DATA FOR PROCESSING:
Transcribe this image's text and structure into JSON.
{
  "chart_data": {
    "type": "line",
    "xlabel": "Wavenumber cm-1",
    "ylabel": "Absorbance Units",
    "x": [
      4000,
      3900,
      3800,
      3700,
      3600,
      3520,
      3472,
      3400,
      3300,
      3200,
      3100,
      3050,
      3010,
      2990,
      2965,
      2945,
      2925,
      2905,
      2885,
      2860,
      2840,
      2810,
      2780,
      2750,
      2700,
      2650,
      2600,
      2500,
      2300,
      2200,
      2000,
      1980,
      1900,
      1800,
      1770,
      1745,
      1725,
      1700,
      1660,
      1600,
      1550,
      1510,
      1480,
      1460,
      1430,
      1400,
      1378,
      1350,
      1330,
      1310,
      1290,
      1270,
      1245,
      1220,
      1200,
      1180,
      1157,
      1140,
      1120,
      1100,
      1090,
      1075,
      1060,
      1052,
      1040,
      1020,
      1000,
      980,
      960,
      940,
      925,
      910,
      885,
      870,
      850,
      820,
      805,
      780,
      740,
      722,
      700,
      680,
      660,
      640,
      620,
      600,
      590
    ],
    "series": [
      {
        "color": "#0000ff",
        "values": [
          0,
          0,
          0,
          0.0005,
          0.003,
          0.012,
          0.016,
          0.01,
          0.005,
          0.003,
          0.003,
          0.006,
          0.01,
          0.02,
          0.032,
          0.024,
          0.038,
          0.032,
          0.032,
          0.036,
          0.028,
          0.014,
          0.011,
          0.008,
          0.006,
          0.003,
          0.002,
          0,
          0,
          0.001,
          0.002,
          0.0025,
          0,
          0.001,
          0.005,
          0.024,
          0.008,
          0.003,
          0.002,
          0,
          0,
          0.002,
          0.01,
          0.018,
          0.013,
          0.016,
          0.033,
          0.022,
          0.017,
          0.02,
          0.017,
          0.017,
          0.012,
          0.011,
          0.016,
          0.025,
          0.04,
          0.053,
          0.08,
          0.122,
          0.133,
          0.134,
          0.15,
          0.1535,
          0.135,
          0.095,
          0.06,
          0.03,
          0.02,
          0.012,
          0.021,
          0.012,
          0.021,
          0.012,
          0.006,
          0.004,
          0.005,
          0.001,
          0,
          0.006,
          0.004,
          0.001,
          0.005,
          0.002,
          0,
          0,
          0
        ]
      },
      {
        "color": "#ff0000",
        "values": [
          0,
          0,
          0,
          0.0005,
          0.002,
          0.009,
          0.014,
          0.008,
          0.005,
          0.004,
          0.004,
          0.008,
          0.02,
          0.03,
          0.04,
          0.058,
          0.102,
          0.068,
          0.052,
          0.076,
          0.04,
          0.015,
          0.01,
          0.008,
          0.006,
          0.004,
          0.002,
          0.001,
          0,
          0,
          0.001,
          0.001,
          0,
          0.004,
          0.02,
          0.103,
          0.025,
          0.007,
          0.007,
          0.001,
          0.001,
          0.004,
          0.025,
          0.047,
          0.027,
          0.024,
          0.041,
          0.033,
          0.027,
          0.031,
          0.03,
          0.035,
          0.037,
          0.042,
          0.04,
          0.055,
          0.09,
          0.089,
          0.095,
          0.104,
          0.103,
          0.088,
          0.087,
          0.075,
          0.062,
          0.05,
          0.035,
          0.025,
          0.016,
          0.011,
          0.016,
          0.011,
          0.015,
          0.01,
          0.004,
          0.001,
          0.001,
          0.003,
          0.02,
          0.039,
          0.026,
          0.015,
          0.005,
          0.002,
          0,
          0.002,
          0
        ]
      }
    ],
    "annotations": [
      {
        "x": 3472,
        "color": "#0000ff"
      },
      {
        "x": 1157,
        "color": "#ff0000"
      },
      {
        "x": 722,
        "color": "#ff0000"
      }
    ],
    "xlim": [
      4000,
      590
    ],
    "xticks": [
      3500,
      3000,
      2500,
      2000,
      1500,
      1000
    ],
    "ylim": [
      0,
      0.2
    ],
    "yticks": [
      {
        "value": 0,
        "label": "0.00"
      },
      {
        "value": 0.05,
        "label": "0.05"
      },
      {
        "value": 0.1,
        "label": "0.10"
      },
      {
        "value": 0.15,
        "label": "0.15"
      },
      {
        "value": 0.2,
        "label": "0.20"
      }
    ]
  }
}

GIVEN INSTRUCTION:
All of the data shown above must be copied exactly.

RESPONSE BELOW:
Transcribe this image's text and structure into JSON.
{
  "chart_data": {
    "type": "line",
    "xlabel": "Wavenumber cm-1",
    "ylabel": "Absorbance Units",
    "x": [
      4000,
      3900,
      3800,
      3700,
      3600,
      3520,
      3472,
      3400,
      3300,
      3200,
      3100,
      3050,
      3010,
      2990,
      2965,
      2945,
      2925,
      2905,
      2885,
      2860,
      2840,
      2810,
      2780,
      2750,
      2700,
      2650,
      2600,
      2500,
      2300,
      2200,
      2000,
      1980,
      1900,
      1800,
      1770,
      1745,
      1725,
      1700,
      1660,
      1600,
      1550,
      1510,
      1480,
      1460,
      1430,
      1400,
      1378,
      1350,
      1330,
      1310,
      1290,
      1270,
      1245,
      1220,
      1200,
      1180,
      1157,
      1140,
      1120,
      1100,
      1090,
      1075,
      1060,
      1052,
      1040,
      1020,
      1000,
      980,
      960,
      940,
      925,
      910,
      885,
      870,
      850,
      820,
      805,
      780,
      740,
      722,
      700,
      680,
      660,
      640,
      620,
      600,
      590
    ],
    "series": [
      {
        "color": "#0000ff",
        "values": [
          0,
          0,
          0,
          0.0005,
          0.003,
          0.012,
          0.016,
          0.01,
          0.005,
          0.003,
          0.003,
          0.006,
          0.01,
          0.02,
          0.032,
          0.024,
          0.038,
          0.032,
          0.032,
          0.036,
          0.028,
          0.014,
          0.011,
          0.008,
          0.006,
          0.003,
          0.002,
          0,
          0,
          0.001,
          0.002,
          0.0025,
          0,
          0.001,
          0.005,
          0.024,
          0.008,
          0.003,
          0.002,
          0,
          0,
          0.002,
          0.01,
          0.018,
          0.013,
          0.016,
          0.033,
          0.022,
          0.017,
          0.02,
          0.017,
          0.017,
          0.012,
          0.011,
          0.016,
          0.025,
          0.04,
          0.053,
          0.08,
          0.122,
          0.133,
          0.134,
          0.15,
          0.1535,
          0.135,
          0.095,
          0.06,
          0.03,
          0.02,
          0.012,
          0.021,
          0.012,
          0.021,
          0.012,
          0.006,
          0.004,
          0.005,
          0.001,
          0,
          0.006,
          0.004,
          0.001,
          0.005,
          0.002,
          0,
          0,
          0
        ]
      },
      {
        "color": "#ff0000",
        "values": [
          0,
          0,
          0,
          0.0005,
          0.002,
          0.009,
          0.014,
          0.008,
          0.005,
          0.004,
          0.004,
          0.008,
          0.02,
          0.03,
          0.04,
          0.058,
          0.102,
          0.068,
          0.052,
          0.076,
          0.04,
          0.015,
          0.01,
          0.008,
          0.006,
          0.004,
          0.002,
          0.001,
          0,
          0,
          0.001,
          0.001,
          0,
          0.004,
          0.02,
          0.103,
          0.025,
          0.007,
          0.007,
          0.001,
          0.001,
          0.004,
          0.025,
          0.047,
          0.027,
          0.024,
          0.041,
          0.033,
          0.027,
          0.031,
          0.03,
          0.035,
          0.037,
          0.042,
          0.04,
          0.055,
          0.09,
          0.089,
          0.095,
          0.104,
          0.103,
          0.088,
          0.087,
          0.075,
          0.062,
          0.05,
          0.035,
          0.025,
          0.016,
          0.011,
          0.016,
          0.011,
          0.015,
          0.01,
          0.004,
          0.001,
          0.001,
          0.003,
          0.02,
          0.039,
          0.026,
          0.015,
          0.005,
          0.002,
          0,
          0.002,
          0
        ]
      }
    ],
    "annotations": [
      {
        "x": 3472,
        "color": "#0000ff"
      },
      {
        "x": 1157,
        "color": "#ff0000"
      },
      {
        "x": 722,
        "color": "#ff0000"
      }
    ],
    "xlim": [
      4000,
      590
    ],
    "xticks": [
      3500,
      3000,
      2500,
      2000,
      1500,
      1000
    ],
    "ylim": [
      0,
      0.2
    ],
    "yticks": [
      {
        "value": 0,
        "label": "0.00"
      },
      {
        "value": 0.05,
        "label": "0.05"
      },
      {
        "value": 0.1,
        "label": "0.10"
      },
      {
        "value": 0.15,
        "label": "0.15"
      },
      {
        "value": 0.2,
        "label": "0.20"
      }
    ]
  }
}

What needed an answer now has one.